Stated task
Write each line of the data below as one string in a JSON list, skipping any blank lines.

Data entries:
+++++
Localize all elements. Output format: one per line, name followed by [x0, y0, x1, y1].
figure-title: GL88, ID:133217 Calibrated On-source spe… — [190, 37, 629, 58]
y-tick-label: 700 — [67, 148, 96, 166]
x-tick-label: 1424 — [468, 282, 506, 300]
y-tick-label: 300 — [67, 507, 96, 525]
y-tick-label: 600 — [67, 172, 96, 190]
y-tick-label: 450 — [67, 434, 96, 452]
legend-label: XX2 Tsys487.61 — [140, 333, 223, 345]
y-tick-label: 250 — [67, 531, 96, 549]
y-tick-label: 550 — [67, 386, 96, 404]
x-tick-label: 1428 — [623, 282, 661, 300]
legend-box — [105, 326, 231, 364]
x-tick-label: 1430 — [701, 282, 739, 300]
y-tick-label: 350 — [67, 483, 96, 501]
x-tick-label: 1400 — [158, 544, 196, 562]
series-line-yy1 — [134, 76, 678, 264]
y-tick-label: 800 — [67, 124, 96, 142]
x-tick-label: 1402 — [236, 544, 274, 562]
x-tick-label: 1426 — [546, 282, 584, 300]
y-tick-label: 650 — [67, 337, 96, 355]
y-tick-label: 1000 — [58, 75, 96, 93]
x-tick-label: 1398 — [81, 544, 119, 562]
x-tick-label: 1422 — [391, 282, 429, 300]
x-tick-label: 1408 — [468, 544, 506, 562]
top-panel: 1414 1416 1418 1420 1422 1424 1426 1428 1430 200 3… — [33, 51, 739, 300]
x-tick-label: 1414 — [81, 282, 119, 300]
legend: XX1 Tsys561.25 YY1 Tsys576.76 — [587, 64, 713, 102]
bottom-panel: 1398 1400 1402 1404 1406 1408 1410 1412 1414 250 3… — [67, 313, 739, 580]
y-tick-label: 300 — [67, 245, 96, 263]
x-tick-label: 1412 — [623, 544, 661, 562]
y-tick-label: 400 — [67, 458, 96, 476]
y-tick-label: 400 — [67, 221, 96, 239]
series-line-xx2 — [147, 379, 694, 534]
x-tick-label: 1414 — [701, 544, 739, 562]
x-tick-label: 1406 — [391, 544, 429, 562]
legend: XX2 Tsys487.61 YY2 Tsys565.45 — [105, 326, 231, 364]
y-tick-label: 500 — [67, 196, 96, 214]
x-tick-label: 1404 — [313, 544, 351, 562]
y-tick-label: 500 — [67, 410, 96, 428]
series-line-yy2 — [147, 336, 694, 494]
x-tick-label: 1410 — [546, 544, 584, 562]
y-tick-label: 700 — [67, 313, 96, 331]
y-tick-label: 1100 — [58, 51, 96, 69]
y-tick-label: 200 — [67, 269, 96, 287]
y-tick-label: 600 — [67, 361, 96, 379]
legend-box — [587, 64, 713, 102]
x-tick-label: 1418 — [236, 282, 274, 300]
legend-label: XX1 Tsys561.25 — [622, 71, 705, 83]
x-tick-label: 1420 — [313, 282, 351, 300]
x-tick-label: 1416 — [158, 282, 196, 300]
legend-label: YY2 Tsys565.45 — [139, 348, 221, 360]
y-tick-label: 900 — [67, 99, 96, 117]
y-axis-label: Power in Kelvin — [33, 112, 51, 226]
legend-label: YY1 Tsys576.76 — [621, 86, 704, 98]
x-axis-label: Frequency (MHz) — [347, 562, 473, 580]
+++++
Written solution
[
  "Localize all elements. Output format: one per line, name followed by [x0, y0, x1, y1].",
  "figure-title: GL88, ID:133217 Calibrated On-source spe… — [190, 37, 629, 58]",
  "y-tick-label: 700 — [67, 148, 96, 166]",
  "x-tick-label: 1424 — [468, 282, 506, 300]",
  "y-tick-label: 300 — [67, 507, 96, 525]",
  "y-tick-label: 600 — [67, 172, 96, 190]",
  "y-tick-label: 450 — [67, 434, 96, 452]",
  "legend-label: XX2 Tsys487.61 — [140, 333, 223, 345]",
  "y-tick-label: 250 — [67, 531, 96, 549]",
  "y-tick-label: 550 — [67, 386, 96, 404]",
  "x-tick-label: 1428 — [623, 282, 661, 300]",
  "legend-box — [105, 326, 231, 364]",
  "x-tick-label: 1430 — [701, 282, 739, 300]",
  "y-tick-label: 350 — [67, 483, 96, 501]",
  "x-tick-label: 1400 — [158, 544, 196, 562]",
  "series-line-yy1 — [134, 76, 678, 264]",
  "y-tick-label: 800 — [67, 124, 96, 142]",
  "x-tick-label: 1402 — [236, 544, 274, 562]",
  "x-tick-label: 1426 — [546, 282, 584, 300]",
  "y-tick-label: 650 — [67, 337, 96, 355]",
  "y-tick-label: 1000 — [58, 75, 96, 93]",
  "x-tick-label: 1398 — [81, 544, 119, 562]",
  "x-tick-label: 1422 — [391, 282, 429, 300]",
  "x-tick-label: 1408 — [468, 544, 506, 562]",
  "top-panel: 1414 1416 1418 1420 1422 1424 1426 1428 1430 200 3… — [33, 51, 739, 300]",
  "x-tick-label: 1414 — [81, 282, 119, 300]",
  "legend: XX1 Tsys561.25 YY1 Tsys576.76 — [587, 64, 713, 102]",
  "bottom-panel: 1398 1400 1402 1404 1406 1408 1410 1412 1414 250 3… — [67, 313, 739, 580]",
  "y-tick-label: 300 — [67, 245, 96, 263]",
  "x-tick-label: 1412 — [623, 544, 661, 562]",
  "y-tick-label: 400 — [67, 458, 96, 476]",
  "y-tick-label: 400 — [67, 221, 96, 239]",
  "series-line-xx2 — [147, 379, 694, 534]",
  "x-tick-label: 1414 — [701, 544, 739, 562]",
  "x-tick-label: 1406 — [391, 544, 429, 562]",
  "legend: XX2 Tsys487.61 YY2 Tsys565.45 — [105, 326, 231, 364]",
  "y-tick-label: 500 — [67, 196, 96, 214]",
  "x-tick-label: 1404 — [313, 544, 351, 562]",
  "y-tick-label: 500 — [67, 410, 96, 428]",
  "series-line-yy2 — [147, 336, 694, 494]",
  "x-tick-label: 1410 — [546, 544, 584, 562]",
  "y-tick-label: 700 — [67, 313, 96, 331]",
  "y-tick-label: 1100 — [58, 51, 96, 69]",
  "y-tick-label: 200 — [67, 269, 96, 287]",
  "y-tick-label: 600 — [67, 361, 96, 379]",
  "legend-box — [587, 64, 713, 102]",
  "x-tick-label: 1418 — [236, 282, 274, 300]",
  "legend-label: XX1 Tsys561.25 — [622, 71, 705, 83]",
  "x-tick-label: 1420 — [313, 282, 351, 300]",
  "x-tick-label: 1416 — [158, 282, 196, 300]",
  "legend-label: YY2 Tsys565.45 — [139, 348, 221, 360]",
  "y-tick-label: 900 — [67, 99, 96, 117]",
  "y-axis-label: Power in Kelvin — [33, 112, 51, 226]",
  "legend-label: YY1 Tsys576.76 — [621, 86, 704, 98]",
  "x-axis-label: Frequency (MHz) — [347, 562, 473, 580]"
]